*Exercise material*.
┏━━
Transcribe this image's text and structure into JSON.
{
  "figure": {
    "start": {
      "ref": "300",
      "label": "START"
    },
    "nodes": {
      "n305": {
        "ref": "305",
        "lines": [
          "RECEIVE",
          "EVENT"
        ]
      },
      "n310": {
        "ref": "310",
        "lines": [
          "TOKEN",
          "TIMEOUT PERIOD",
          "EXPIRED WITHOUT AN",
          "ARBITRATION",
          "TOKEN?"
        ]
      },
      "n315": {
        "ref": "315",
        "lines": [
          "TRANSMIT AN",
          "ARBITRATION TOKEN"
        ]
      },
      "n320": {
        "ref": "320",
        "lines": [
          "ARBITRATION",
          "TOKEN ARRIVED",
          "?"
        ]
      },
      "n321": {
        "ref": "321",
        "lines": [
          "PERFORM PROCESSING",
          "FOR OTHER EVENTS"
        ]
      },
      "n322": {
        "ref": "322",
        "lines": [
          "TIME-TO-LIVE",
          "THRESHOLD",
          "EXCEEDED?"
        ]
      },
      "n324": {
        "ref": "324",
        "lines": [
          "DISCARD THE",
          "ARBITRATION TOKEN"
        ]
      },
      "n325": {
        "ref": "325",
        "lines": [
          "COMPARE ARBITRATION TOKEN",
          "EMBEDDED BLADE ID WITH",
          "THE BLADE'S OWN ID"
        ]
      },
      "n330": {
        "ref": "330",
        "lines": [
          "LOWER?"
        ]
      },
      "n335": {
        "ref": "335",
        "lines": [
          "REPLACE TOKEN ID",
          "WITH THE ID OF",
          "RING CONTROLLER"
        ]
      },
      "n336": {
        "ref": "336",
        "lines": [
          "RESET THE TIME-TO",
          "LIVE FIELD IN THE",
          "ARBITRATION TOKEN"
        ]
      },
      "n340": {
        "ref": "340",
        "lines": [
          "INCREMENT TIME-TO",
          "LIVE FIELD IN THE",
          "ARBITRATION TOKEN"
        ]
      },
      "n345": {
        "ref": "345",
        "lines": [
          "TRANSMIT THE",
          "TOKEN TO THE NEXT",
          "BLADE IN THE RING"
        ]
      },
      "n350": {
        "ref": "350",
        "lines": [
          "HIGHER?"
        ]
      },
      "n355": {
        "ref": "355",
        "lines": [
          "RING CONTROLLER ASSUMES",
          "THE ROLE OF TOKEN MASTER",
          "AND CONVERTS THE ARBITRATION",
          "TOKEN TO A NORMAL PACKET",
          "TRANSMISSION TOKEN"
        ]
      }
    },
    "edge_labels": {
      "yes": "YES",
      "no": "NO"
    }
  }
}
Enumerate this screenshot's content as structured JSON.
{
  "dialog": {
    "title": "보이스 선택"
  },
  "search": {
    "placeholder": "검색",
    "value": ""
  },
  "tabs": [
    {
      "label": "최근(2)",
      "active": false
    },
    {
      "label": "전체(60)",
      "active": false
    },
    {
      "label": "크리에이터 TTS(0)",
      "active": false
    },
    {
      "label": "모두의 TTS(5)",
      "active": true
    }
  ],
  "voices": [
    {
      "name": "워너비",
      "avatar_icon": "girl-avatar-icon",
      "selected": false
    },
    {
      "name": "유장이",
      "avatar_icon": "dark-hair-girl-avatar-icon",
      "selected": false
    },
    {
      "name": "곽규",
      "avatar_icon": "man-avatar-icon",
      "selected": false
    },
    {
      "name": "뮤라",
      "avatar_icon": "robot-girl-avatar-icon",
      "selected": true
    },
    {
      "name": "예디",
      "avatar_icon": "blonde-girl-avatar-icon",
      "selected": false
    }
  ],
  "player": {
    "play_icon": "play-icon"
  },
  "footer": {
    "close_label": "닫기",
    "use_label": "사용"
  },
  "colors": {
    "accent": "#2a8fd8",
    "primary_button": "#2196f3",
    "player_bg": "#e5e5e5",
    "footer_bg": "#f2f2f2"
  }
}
┗━━
*Task to carry out*.
Take the entries above and transcribe them exactly.

*Result of the exercise*.
Transcribe this image's text and structure into JSON.
{
  "figure": {
    "start": {
      "ref": "300",
      "label": "START"
    },
    "nodes": {
      "n305": {
        "ref": "305",
        "lines": [
          "RECEIVE",
          "EVENT"
        ]
      },
      "n310": {
        "ref": "310",
        "lines": [
          "TOKEN",
          "TIMEOUT PERIOD",
          "EXPIRED WITHOUT AN",
          "ARBITRATION",
          "TOKEN?"
        ]
      },
      "n315": {
        "ref": "315",
        "lines": [
          "TRANSMIT AN",
          "ARBITRATION TOKEN"
        ]
      },
      "n320": {
        "ref": "320",
        "lines": [
          "ARBITRATION",
          "TOKEN ARRIVED",
          "?"
        ]
      },
      "n321": {
        "ref": "321",
        "lines": [
          "PERFORM PROCESSING",
          "FOR OTHER EVENTS"
        ]
      },
      "n322": {
        "ref": "322",
        "lines": [
          "TIME-TO-LIVE",
          "THRESHOLD",
          "EXCEEDED?"
        ]
      },
      "n324": {
        "ref": "324",
        "lines": [
          "DISCARD THE",
          "ARBITRATION TOKEN"
        ]
      },
      "n325": {
        "ref": "325",
        "lines": [
          "COMPARE ARBITRATION TOKEN",
          "EMBEDDED BLADE ID WITH",
          "THE BLADE'S OWN ID"
        ]
      },
      "n330": {
        "ref": "330",
        "lines": [
          "LOWER?"
        ]
      },
      "n335": {
        "ref": "335",
        "lines": [
          "REPLACE TOKEN ID",
          "WITH THE ID OF",
          "RING CONTROLLER"
        ]
      },
      "n336": {
        "ref": "336",
        "lines": [
          "RESET THE TIME-TO",
          "LIVE FIELD IN THE",
          "ARBITRATION TOKEN"
        ]
      },
      "n340": {
        "ref": "340",
        "lines": [
          "INCREMENT TIME-TO",
          "LIVE FIELD IN THE",
          "ARBITRATION TOKEN"
        ]
      },
      "n345": {
        "ref": "345",
        "lines": [
          "TRANSMIT THE",
          "TOKEN TO THE NEXT",
          "BLADE IN THE RING"
        ]
      },
      "n350": {
        "ref": "350",
        "lines": [
          "HIGHER?"
        ]
      },
      "n355": {
        "ref": "355",
        "lines": [
          "RING CONTROLLER ASSUMES",
          "THE ROLE OF TOKEN MASTER",
          "AND CONVERTS THE ARBITRATION",
          "TOKEN TO A NORMAL PACKET",
          "TRANSMISSION TOKEN"
        ]
      }
    },
    "edge_labels": {
      "yes": "YES",
      "no": "NO"
    }
  }
}
Enumerate this screenshot's content as structured JSON.
{
  "dialog": {
    "title": "보이스 선택"
  },
  "search": {
    "placeholder": "검색",
    "value": ""
  },
  "tabs": [
    {
      "label": "최근(2)",
      "active": false
    },
    {
      "label": "전체(60)",
      "active": false
    },
    {
      "label": "크리에이터 TTS(0)",
      "active": false
    },
    {
      "label": "모두의 TTS(5)",
      "active": true
    }
  ],
  "voices": [
    {
      "name": "워너비",
      "avatar_icon": "girl-avatar-icon",
      "selected": false
    },
    {
      "name": "유장이",
      "avatar_icon": "dark-hair-girl-avatar-icon",
      "selected": false
    },
    {
      "name": "곽규",
      "avatar_icon": "man-avatar-icon",
      "selected": false
    },
    {
      "name": "뮤라",
      "avatar_icon": "robot-girl-avatar-icon",
      "selected": true
    },
    {
      "name": "예디",
      "avatar_icon": "blonde-girl-avatar-icon",
      "selected": false
    }
  ],
  "player": {
    "play_icon": "play-icon"
  },
  "footer": {
    "close_label": "닫기",
    "use_label": "사용"
  },
  "colors": {
    "accent": "#2a8fd8",
    "primary_button": "#2196f3",
    "player_bg": "#e5e5e5",
    "footer_bg": "#f2f2f2"
  }
}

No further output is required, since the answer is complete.